**Written request:** Pictures do not belong in the copy. Return all of the entries exactly.

**Supplied entries:**
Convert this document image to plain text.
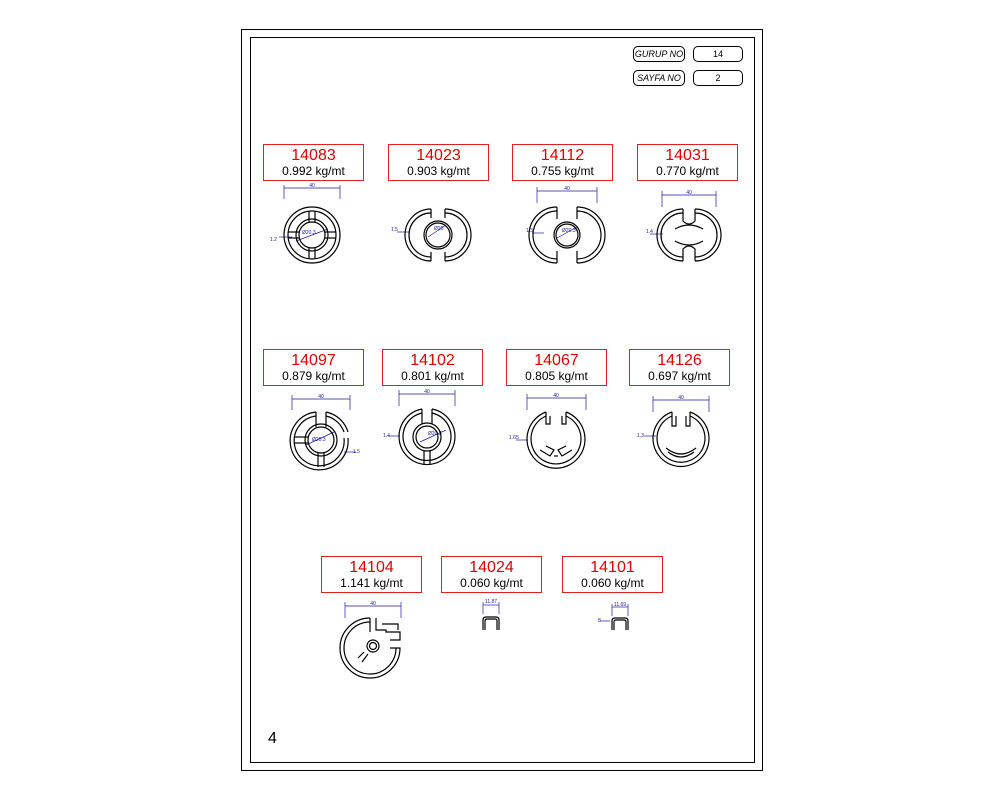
GURUP NO	14
SAYFA NO	2
14083
0.992 kg/mt
40
1.2
Ø20.3
14023
0.903 kg/mt
1.5	Ø20
14112
0.755 kg/mt
40
1.3	Ø20.3
14031
0.770 kg/mt
40
1.4
14097
0.879 kg/mt
40
Ø20.3
1.5
14102
0.801 kg/mt
40
1.4	Ø20.3
14067
0.805 kg/mt
40
1.65
14126
0.697 kg/mt
40
1.3
14104
1.141 kg/mt
40
14024
0.060 kg/mt
11.87
14101
0.060 kg/mt
11.69
8
4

**Result of the exercise:**
Convert this document image to plain text.
GURUP NO	14
SAYFA NO	2
14083
0.992 kg/mt
40
1.2
Ø20.3
14023
0.903 kg/mt
1.5	Ø20
14112
0.755 kg/mt
40
1.3	Ø20.3
14031
0.770 kg/mt
40
1.4
14097
0.879 kg/mt
40
Ø20.3
1.5
14102
0.801 kg/mt
40
1.4	Ø20.3
14067
0.805 kg/mt
40
1.65
14126
0.697 kg/mt
40
1.3
14104
1.141 kg/mt
40
14024
0.060 kg/mt
11.87
14101
0.060 kg/mt
11.69
8
4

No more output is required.